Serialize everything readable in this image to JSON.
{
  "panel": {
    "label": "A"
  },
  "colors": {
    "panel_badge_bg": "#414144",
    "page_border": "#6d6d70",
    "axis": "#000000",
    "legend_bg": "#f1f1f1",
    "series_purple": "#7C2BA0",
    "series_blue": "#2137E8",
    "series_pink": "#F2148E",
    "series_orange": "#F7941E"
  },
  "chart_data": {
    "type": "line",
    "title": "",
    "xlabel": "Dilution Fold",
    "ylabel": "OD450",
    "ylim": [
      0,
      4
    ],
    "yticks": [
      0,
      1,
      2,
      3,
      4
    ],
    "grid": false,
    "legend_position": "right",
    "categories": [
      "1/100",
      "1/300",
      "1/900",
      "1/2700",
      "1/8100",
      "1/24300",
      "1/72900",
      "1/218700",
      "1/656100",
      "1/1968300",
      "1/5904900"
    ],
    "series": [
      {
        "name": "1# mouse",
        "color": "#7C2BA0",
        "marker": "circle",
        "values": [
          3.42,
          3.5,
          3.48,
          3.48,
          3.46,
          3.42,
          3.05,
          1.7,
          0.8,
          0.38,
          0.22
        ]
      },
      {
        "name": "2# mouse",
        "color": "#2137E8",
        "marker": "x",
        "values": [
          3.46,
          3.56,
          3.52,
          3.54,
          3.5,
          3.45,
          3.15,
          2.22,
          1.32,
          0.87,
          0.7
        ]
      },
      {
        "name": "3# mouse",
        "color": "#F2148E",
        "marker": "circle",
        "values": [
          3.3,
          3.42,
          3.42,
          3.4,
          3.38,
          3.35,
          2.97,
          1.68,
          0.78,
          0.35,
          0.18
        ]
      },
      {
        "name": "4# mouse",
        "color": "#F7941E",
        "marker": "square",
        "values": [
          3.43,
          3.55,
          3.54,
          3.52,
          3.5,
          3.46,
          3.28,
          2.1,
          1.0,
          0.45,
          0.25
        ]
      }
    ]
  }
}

| The request |
Output the data above exactly, please, line for line.

| Output for this exercise |
Serialize everything readable in this image to JSON.
{
  "panel": {
    "label": "A"
  },
  "colors": {
    "panel_badge_bg": "#414144",
    "page_border": "#6d6d70",
    "axis": "#000000",
    "legend_bg": "#f1f1f1",
    "series_purple": "#7C2BA0",
    "series_blue": "#2137E8",
    "series_pink": "#F2148E",
    "series_orange": "#F7941E"
  },
  "chart_data": {
    "type": "line",
    "title": "",
    "xlabel": "Dilution Fold",
    "ylabel": "OD450",
    "ylim": [
      0,
      4
    ],
    "yticks": [
      0,
      1,
      2,
      3,
      4
    ],
    "grid": false,
    "legend_position": "right",
    "categories": [
      "1/100",
      "1/300",
      "1/900",
      "1/2700",
      "1/8100",
      "1/24300",
      "1/72900",
      "1/218700",
      "1/656100",
      "1/1968300",
      "1/5904900"
    ],
    "series": [
      {
        "name": "1# mouse",
        "color": "#7C2BA0",
        "marker": "circle",
        "values": [
          3.42,
          3.5,
          3.48,
          3.48,
          3.46,
          3.42,
          3.05,
          1.7,
          0.8,
          0.38,
          0.22
        ]
      },
      {
        "name": "2# mouse",
        "color": "#2137E8",
        "marker": "x",
        "values": [
          3.46,
          3.56,
          3.52,
          3.54,
          3.5,
          3.45,
          3.15,
          2.22,
          1.32,
          0.87,
          0.7
        ]
      },
      {
        "name": "3# mouse",
        "color": "#F2148E",
        "marker": "circle",
        "values": [
          3.3,
          3.42,
          3.42,
          3.4,
          3.38,
          3.35,
          2.97,
          1.68,
          0.78,
          0.35,
          0.18
        ]
      },
      {
        "name": "4# mouse",
        "color": "#F7941E",
        "marker": "square",
        "values": [
          3.43,
          3.55,
          3.54,
          3.52,
          3.5,
          3.46,
          3.28,
          2.1,
          1.0,
          0.45,
          0.25
        ]
      }
    ]
  }
}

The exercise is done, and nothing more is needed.